Material supplied

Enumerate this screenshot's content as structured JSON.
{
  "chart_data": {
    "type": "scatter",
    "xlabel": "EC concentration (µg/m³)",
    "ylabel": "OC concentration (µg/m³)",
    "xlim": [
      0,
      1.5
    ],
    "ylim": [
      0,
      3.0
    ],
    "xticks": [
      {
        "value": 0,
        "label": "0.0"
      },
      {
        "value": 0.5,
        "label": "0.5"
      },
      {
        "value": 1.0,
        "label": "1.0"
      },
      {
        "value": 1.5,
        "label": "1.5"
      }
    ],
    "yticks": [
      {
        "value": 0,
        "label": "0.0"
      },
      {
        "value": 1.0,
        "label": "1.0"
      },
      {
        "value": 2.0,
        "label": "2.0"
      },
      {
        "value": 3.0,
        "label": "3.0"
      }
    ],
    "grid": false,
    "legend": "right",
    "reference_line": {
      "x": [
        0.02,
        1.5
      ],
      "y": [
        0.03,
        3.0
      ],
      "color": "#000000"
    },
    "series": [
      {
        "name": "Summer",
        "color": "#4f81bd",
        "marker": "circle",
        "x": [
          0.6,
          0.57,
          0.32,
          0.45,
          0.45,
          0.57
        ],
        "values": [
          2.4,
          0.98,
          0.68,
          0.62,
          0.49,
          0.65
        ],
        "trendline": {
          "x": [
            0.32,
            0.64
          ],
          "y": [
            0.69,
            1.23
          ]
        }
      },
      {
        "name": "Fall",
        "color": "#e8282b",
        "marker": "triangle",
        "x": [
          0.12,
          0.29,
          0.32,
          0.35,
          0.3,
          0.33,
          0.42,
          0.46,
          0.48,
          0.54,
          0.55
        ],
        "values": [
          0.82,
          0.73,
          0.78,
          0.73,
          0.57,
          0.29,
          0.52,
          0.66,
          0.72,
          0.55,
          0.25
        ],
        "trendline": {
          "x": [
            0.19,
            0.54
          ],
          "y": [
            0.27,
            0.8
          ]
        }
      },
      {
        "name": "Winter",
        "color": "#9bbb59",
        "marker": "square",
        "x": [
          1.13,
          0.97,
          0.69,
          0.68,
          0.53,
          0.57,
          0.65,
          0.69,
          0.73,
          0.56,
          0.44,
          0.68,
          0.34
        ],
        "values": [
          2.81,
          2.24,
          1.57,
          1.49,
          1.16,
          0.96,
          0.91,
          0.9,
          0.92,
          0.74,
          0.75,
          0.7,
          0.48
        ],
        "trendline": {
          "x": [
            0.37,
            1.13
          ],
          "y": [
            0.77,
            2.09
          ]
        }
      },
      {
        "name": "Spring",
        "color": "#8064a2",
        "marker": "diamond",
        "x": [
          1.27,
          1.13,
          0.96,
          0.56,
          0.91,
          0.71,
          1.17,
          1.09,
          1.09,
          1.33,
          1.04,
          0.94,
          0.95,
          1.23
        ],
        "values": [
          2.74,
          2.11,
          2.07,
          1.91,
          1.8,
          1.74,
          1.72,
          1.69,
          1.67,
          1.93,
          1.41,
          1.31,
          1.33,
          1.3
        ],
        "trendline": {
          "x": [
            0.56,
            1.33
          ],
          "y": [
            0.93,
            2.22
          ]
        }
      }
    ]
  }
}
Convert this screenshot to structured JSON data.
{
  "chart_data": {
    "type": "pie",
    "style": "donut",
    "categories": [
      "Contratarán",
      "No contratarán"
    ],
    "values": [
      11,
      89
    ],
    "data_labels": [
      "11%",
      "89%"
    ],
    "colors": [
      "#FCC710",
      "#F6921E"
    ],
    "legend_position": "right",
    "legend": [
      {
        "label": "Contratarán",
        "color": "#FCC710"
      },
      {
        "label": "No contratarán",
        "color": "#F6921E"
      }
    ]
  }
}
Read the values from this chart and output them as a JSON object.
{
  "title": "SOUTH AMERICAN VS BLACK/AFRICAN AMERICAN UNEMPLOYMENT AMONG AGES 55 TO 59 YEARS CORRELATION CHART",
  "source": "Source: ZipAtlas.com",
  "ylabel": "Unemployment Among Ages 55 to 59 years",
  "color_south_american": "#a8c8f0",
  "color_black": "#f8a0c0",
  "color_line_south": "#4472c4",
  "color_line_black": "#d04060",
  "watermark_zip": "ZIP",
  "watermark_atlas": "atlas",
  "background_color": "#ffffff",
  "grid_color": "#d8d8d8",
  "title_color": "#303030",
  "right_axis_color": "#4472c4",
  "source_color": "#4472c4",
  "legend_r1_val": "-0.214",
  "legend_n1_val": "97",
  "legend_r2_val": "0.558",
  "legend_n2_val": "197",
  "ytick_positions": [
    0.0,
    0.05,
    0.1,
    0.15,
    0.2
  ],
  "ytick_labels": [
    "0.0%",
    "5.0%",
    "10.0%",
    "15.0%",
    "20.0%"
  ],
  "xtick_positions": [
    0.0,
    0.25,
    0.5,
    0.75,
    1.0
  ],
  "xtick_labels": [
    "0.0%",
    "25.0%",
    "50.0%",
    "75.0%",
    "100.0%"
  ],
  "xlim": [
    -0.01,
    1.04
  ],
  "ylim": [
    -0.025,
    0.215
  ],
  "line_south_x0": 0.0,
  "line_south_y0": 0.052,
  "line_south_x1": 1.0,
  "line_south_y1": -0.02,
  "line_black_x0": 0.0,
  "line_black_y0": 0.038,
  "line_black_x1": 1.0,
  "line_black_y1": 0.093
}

What the task requires
Exactly as written above, please repeat the entries.

Answer to this exercise
Enumerate this screenshot's content as structured JSON.
{
  "chart_data": {
    "type": "scatter",
    "xlabel": "EC concentration (µg/m³)",
    "ylabel": "OC concentration (µg/m³)",
    "xlim": [
      0,
      1.5
    ],
    "ylim": [
      0,
      3.0
    ],
    "xticks": [
      {
        "value": 0,
        "label": "0.0"
      },
      {
        "value": 0.5,
        "label": "0.5"
      },
      {
        "value": 1.0,
        "label": "1.0"
      },
      {
        "value": 1.5,
        "label": "1.5"
      }
    ],
    "yticks": [
      {
        "value": 0,
        "label": "0.0"
      },
      {
        "value": 1.0,
        "label": "1.0"
      },
      {
        "value": 2.0,
        "label": "2.0"
      },
      {
        "value": 3.0,
        "label": "3.0"
      }
    ],
    "grid": false,
    "legend": "right",
    "reference_line": {
      "x": [
        0.02,
        1.5
      ],
      "y": [
        0.03,
        3.0
      ],
      "color": "#000000"
    },
    "series": [
      {
        "name": "Summer",
        "color": "#4f81bd",
        "marker": "circle",
        "x": [
          0.6,
          0.57,
          0.32,
          0.45,
          0.45,
          0.57
        ],
        "values": [
          2.4,
          0.98,
          0.68,
          0.62,
          0.49,
          0.65
        ],
        "trendline": {
          "x": [
            0.32,
            0.64
          ],
          "y": [
            0.69,
            1.23
          ]
        }
      },
      {
        "name": "Fall",
        "color": "#e8282b",
        "marker": "triangle",
        "x": [
          0.12,
          0.29,
          0.32,
          0.35,
          0.3,
          0.33,
          0.42,
          0.46,
          0.48,
          0.54,
          0.55
        ],
        "values": [
          0.82,
          0.73,
          0.78,
          0.73,
          0.57,
          0.29,
          0.52,
          0.66,
          0.72,
          0.55,
          0.25
        ],
        "trendline": {
          "x": [
            0.19,
            0.54
          ],
          "y": [
            0.27,
            0.8
          ]
        }
      },
      {
        "name": "Winter",
        "color": "#9bbb59",
        "marker": "square",
        "x": [
          1.13,
          0.97,
          0.69,
          0.68,
          0.53,
          0.57,
          0.65,
          0.69,
          0.73,
          0.56,
          0.44,
          0.68,
          0.34
        ],
        "values": [
          2.81,
          2.24,
          1.57,
          1.49,
          1.16,
          0.96,
          0.91,
          0.9,
          0.92,
          0.74,
          0.75,
          0.7,
          0.48
        ],
        "trendline": {
          "x": [
            0.37,
            1.13
          ],
          "y": [
            0.77,
            2.09
          ]
        }
      },
      {
        "name": "Spring",
        "color": "#8064a2",
        "marker": "diamond",
        "x": [
          1.27,
          1.13,
          0.96,
          0.56,
          0.91,
          0.71,
          1.17,
          1.09,
          1.09,
          1.33,
          1.04,
          0.94,
          0.95,
          1.23
        ],
        "values": [
          2.74,
          2.11,
          2.07,
          1.91,
          1.8,
          1.74,
          1.72,
          1.69,
          1.67,
          1.93,
          1.41,
          1.31,
          1.33,
          1.3
        ],
        "trendline": {
          "x": [
            0.56,
            1.33
          ],
          "y": [
            0.93,
            2.22
          ]
        }
      }
    ]
  }
}
Convert this screenshot to structured JSON data.
{
  "chart_data": {
    "type": "pie",
    "style": "donut",
    "categories": [
      "Contratarán",
      "No contratarán"
    ],
    "values": [
      11,
      89
    ],
    "data_labels": [
      "11%",
      "89%"
    ],
    "colors": [
      "#FCC710",
      "#F6921E"
    ],
    "legend_position": "right",
    "legend": [
      {
        "label": "Contratarán",
        "color": "#FCC710"
      },
      {
        "label": "No contratarán",
        "color": "#F6921E"
      }
    ]
  }
}
Read the values from this chart and output them as a JSON object.
{
  "title": "SOUTH AMERICAN VS BLACK/AFRICAN AMERICAN UNEMPLOYMENT AMONG AGES 55 TO 59 YEARS CORRELATION CHART",
  "source": "Source: ZipAtlas.com",
  "ylabel": "Unemployment Among Ages 55 to 59 years",
  "color_south_american": "#a8c8f0",
  "color_black": "#f8a0c0",
  "color_line_south": "#4472c4",
  "color_line_black": "#d04060",
  "watermark_zip": "ZIP",
  "watermark_atlas": "atlas",
  "background_color": "#ffffff",
  "grid_color": "#d8d8d8",
  "title_color": "#303030",
  "right_axis_color": "#4472c4",
  "source_color": "#4472c4",
  "legend_r1_val": "-0.214",
  "legend_n1_val": "97",
  "legend_r2_val": "0.558",
  "legend_n2_val": "197",
  "ytick_positions": [
    0.0,
    0.05,
    0.1,
    0.15,
    0.2
  ],
  "ytick_labels": [
    "0.0%",
    "5.0%",
    "10.0%",
    "15.0%",
    "20.0%"
  ],
  "xtick_positions": [
    0.0,
    0.25,
    0.5,
    0.75,
    1.0
  ],
  "xtick_labels": [
    "0.0%",
    "25.0%",
    "50.0%",
    "75.0%",
    "100.0%"
  ],
  "xlim": [
    -0.01,
    1.04
  ],
  "ylim": [
    -0.025,
    0.215
  ],
  "line_south_x0": 0.0,
  "line_south_y0": 0.052,
  "line_south_x1": 1.0,
  "line_south_y1": -0.02,
  "line_black_x0": 0.0,
  "line_black_y0": 0.038,
  "line_black_x1": 1.0,
  "line_black_y1": 0.093
}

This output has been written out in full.